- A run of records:
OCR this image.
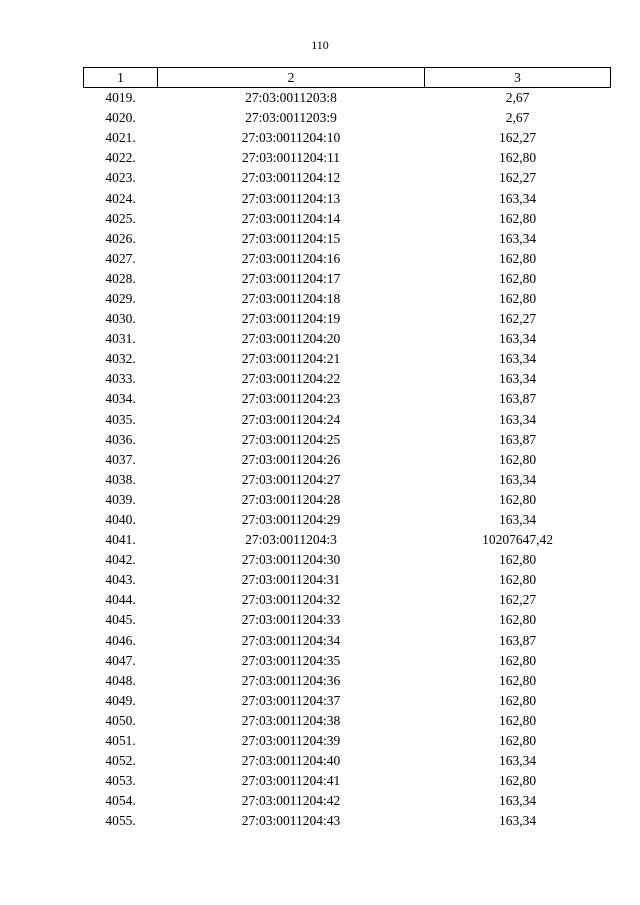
110
1	2	3
4019.	27:03:0011203:8	2,67
4020.	27:03:0011203:9	2,67
4021.	27:03:0011204:10	162,27
4022.	27:03:0011204:11	162,80
4023.	27:03:0011204:12	162,27
4024.	27:03:0011204:13	163,34
4025.	27:03:0011204:14	162,80
4026.	27:03:0011204:15	163,34
4027.	27:03:0011204:16	162,80
4028.	27:03:0011204:17	162,80
4029.	27:03:0011204:18	162,80
4030.	27:03:0011204:19	162,27
4031.	27:03:0011204:20	163,34
4032.	27:03:0011204:21	163,34
4033.	27:03:0011204:22	163,34
4034.	27:03:0011204:23	163,87
4035.	27:03:0011204:24	163,34
4036.	27:03:0011204:25	163,87
4037.	27:03:0011204:26	162,80
4038.	27:03:0011204:27	163,34
4039.	27:03:0011204:28	162,80
4040.	27:03:0011204:29	163,34
4041.	27:03:0011204:3	10207647,42
4042.	27:03:0011204:30	162,80
4043.	27:03:0011204:31	162,80
4044.	27:03:0011204:32	162,27
4045.	27:03:0011204:33	162,80
4046.	27:03:0011204:34	163,87
4047.	27:03:0011204:35	162,80
4048.	27:03:0011204:36	162,80
4049.	27:03:0011204:37	162,80
4050.	27:03:0011204:38	162,80
4051.	27:03:0011204:39	162,80
4052.	27:03:0011204:40	163,34
4053.	27:03:0011204:41	162,80
4054.	27:03:0011204:42	163,34
4055.	27:03:0011204:43	163,34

- The exercise:
Reproduce the entries above word for word. Pictures stay out.

- Answer for this exercise:
OCR this image.
110
1	2	3
4019.	27:03:0011203:8	2,67
4020.	27:03:0011203:9	2,67
4021.	27:03:0011204:10	162,27
4022.	27:03:0011204:11	162,80
4023.	27:03:0011204:12	162,27
4024.	27:03:0011204:13	163,34
4025.	27:03:0011204:14	162,80
4026.	27:03:0011204:15	163,34
4027.	27:03:0011204:16	162,80
4028.	27:03:0011204:17	162,80
4029.	27:03:0011204:18	162,80
4030.	27:03:0011204:19	162,27
4031.	27:03:0011204:20	163,34
4032.	27:03:0011204:21	163,34
4033.	27:03:0011204:22	163,34
4034.	27:03:0011204:23	163,87
4035.	27:03:0011204:24	163,34
4036.	27:03:0011204:25	163,87
4037.	27:03:0011204:26	162,80
4038.	27:03:0011204:27	163,34
4039.	27:03:0011204:28	162,80
4040.	27:03:0011204:29	163,34
4041.	27:03:0011204:3	10207647,42
4042.	27:03:0011204:30	162,80
4043.	27:03:0011204:31	162,80
4044.	27:03:0011204:32	162,27
4045.	27:03:0011204:33	162,80
4046.	27:03:0011204:34	163,87
4047.	27:03:0011204:35	162,80
4048.	27:03:0011204:36	162,80
4049.	27:03:0011204:37	162,80
4050.	27:03:0011204:38	162,80
4051.	27:03:0011204:39	162,80
4052.	27:03:0011204:40	163,34
4053.	27:03:0011204:41	162,80
4054.	27:03:0011204:42	163,34
4055.	27:03:0011204:43	163,34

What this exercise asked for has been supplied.